What the task requires:
Select the lines below containing the word "Abnormal".

Provided records:
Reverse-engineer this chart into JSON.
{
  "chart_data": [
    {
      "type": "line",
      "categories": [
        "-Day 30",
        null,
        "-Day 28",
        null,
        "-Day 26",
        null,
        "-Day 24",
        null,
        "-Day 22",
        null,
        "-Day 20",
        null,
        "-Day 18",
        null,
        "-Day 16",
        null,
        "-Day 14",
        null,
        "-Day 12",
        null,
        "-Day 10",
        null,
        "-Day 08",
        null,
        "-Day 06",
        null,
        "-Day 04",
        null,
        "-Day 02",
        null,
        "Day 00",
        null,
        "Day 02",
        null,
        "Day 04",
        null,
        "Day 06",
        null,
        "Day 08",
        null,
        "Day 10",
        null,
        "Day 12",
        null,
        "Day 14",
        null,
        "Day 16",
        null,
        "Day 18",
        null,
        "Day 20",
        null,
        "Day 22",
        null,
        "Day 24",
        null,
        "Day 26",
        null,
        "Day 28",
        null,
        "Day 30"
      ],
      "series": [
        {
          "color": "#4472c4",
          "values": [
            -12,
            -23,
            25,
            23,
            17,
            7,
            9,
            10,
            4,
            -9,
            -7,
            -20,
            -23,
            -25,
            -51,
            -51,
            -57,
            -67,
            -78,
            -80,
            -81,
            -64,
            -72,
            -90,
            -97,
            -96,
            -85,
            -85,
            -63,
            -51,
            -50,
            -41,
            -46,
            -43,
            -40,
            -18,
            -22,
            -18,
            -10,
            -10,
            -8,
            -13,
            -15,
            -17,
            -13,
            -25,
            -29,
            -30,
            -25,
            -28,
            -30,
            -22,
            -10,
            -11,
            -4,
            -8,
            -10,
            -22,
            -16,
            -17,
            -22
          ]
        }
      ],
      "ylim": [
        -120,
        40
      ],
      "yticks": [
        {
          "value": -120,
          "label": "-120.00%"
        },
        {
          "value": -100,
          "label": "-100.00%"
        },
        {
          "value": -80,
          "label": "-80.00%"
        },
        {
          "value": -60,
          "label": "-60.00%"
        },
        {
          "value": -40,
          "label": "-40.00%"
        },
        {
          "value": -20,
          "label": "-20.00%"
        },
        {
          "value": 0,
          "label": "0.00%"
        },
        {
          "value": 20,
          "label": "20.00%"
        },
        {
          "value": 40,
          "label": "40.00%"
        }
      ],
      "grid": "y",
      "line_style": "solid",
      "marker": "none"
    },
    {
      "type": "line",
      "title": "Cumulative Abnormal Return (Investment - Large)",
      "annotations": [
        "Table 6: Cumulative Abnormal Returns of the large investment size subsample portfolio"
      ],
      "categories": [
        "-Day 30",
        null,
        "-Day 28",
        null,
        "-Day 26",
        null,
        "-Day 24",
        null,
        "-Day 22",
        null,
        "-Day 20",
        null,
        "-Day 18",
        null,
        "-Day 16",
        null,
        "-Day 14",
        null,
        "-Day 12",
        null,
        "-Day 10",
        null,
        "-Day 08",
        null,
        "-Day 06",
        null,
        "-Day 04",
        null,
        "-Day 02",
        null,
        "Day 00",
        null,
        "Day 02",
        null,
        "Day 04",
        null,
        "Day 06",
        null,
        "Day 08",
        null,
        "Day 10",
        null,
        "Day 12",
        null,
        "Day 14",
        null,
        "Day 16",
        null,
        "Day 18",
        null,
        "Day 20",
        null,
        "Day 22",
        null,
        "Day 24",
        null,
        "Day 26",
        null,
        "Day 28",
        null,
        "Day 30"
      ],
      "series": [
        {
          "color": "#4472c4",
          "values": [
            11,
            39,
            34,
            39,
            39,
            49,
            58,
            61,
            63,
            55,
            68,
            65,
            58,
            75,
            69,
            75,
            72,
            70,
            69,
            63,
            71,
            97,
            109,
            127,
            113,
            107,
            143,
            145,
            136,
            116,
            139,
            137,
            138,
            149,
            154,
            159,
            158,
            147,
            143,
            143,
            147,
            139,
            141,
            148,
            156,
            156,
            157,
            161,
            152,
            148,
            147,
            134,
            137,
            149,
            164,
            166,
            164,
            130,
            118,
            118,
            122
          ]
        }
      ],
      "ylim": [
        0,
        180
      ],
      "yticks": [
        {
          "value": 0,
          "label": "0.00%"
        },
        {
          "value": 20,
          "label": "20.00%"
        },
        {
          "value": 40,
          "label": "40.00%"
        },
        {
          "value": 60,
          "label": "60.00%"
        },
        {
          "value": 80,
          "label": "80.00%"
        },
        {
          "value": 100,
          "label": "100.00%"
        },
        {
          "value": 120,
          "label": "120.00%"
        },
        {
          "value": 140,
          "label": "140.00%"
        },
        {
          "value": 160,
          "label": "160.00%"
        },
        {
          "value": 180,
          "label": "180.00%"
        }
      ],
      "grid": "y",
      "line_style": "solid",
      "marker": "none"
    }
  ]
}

==

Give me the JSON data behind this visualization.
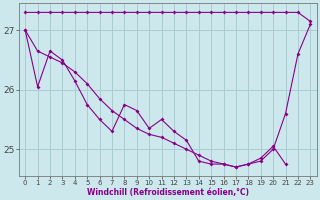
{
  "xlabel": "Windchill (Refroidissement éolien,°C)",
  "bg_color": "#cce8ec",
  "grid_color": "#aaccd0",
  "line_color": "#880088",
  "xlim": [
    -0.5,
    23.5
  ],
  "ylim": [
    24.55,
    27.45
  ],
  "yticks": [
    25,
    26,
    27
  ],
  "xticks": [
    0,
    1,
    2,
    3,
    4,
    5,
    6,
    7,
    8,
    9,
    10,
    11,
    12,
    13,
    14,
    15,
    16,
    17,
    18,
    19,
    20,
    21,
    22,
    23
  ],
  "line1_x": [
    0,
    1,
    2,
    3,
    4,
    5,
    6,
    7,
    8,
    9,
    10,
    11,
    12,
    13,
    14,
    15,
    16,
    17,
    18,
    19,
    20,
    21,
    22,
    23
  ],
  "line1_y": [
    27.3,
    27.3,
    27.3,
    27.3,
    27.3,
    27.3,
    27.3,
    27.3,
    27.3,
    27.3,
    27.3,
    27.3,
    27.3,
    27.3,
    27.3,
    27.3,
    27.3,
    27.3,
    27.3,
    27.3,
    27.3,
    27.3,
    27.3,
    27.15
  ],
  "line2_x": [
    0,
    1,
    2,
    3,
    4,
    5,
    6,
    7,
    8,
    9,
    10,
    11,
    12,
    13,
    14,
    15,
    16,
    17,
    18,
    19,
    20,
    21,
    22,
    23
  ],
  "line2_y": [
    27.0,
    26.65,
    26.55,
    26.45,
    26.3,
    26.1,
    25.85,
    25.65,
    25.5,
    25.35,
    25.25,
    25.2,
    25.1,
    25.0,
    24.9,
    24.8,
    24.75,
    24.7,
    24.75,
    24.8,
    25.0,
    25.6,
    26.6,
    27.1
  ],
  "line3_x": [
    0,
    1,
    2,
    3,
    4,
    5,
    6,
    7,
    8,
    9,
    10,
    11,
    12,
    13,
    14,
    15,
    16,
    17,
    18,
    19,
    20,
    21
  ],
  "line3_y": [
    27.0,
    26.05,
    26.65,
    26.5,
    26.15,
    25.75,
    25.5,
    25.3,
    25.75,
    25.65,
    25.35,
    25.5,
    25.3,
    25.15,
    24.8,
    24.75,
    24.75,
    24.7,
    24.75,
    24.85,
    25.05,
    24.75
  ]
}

...

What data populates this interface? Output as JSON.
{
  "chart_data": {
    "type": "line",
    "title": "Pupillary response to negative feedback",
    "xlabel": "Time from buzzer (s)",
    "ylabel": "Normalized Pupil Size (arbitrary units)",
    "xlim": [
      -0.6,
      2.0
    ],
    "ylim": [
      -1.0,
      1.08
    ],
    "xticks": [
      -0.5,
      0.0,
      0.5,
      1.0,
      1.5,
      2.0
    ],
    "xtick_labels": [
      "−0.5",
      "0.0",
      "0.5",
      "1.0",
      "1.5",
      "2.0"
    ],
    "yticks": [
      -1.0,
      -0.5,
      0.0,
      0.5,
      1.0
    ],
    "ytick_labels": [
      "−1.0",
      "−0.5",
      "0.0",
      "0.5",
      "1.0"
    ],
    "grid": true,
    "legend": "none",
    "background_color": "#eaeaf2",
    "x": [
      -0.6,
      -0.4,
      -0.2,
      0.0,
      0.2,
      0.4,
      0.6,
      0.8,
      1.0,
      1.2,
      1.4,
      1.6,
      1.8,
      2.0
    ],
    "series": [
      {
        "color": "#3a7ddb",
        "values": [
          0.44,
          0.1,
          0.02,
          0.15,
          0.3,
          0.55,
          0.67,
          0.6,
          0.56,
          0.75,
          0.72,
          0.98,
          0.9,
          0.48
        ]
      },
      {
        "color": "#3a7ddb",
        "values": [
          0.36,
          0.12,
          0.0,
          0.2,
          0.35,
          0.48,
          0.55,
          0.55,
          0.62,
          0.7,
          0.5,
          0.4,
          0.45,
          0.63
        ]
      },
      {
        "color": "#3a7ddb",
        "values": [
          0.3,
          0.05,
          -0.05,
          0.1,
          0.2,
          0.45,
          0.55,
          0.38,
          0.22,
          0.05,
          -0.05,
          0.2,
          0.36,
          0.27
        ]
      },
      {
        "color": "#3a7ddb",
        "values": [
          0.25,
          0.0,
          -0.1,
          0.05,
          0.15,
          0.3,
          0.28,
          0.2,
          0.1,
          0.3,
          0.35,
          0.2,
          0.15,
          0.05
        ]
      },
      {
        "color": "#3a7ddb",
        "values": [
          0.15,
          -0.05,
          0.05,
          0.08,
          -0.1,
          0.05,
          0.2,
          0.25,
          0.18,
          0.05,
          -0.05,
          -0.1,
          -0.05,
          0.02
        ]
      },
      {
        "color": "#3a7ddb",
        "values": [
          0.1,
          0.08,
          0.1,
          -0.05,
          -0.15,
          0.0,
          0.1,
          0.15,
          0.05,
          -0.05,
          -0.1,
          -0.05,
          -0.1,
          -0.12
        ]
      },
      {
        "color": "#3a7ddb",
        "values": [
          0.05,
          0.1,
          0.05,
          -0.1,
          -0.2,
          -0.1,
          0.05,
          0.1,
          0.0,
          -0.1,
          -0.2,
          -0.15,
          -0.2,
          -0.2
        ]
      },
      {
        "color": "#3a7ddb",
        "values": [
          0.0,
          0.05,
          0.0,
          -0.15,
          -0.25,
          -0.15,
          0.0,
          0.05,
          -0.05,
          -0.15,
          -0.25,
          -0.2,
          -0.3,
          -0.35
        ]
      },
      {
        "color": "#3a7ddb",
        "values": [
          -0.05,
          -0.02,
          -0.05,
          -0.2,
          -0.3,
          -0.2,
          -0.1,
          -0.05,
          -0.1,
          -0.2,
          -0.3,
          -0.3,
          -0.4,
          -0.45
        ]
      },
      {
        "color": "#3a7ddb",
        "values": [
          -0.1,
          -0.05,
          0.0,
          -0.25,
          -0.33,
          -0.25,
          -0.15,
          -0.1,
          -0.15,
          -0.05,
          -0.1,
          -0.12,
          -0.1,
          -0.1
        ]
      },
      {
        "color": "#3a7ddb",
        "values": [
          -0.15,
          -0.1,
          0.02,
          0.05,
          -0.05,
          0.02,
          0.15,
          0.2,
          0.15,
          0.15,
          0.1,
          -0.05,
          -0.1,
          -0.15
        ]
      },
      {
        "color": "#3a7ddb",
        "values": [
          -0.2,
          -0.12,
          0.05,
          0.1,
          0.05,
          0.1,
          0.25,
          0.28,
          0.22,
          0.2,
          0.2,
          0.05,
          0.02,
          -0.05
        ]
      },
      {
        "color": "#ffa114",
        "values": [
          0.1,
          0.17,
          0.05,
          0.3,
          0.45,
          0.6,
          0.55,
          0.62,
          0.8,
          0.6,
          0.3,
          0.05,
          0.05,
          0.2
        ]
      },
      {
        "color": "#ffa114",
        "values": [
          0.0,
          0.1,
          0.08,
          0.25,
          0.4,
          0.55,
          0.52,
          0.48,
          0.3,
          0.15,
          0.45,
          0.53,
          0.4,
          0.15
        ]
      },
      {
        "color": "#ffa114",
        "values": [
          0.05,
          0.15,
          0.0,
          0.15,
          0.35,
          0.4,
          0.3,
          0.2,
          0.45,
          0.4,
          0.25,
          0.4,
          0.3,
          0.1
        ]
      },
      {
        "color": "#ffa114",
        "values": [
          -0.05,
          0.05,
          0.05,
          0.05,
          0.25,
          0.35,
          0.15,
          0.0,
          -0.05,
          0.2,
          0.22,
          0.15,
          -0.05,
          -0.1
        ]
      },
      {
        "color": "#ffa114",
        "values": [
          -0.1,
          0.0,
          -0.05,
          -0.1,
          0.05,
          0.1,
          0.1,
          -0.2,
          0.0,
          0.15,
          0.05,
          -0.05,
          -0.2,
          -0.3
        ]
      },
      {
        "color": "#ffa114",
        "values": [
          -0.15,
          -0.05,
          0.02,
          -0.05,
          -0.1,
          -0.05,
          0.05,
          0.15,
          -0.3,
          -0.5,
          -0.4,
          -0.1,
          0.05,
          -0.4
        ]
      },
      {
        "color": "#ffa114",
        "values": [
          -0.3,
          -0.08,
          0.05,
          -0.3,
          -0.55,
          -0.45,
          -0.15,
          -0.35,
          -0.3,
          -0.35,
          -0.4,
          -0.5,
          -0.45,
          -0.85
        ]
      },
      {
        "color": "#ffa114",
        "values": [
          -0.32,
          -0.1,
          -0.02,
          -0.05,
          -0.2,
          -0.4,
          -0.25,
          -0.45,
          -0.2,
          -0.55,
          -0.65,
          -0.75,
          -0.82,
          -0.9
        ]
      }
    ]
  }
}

Problem solution:
      "title": "Cumulative Abnormal Return (Investment - Large)",
        "Table 6: Cumulative Abnormal Returns of the large investment size subsample portfolio"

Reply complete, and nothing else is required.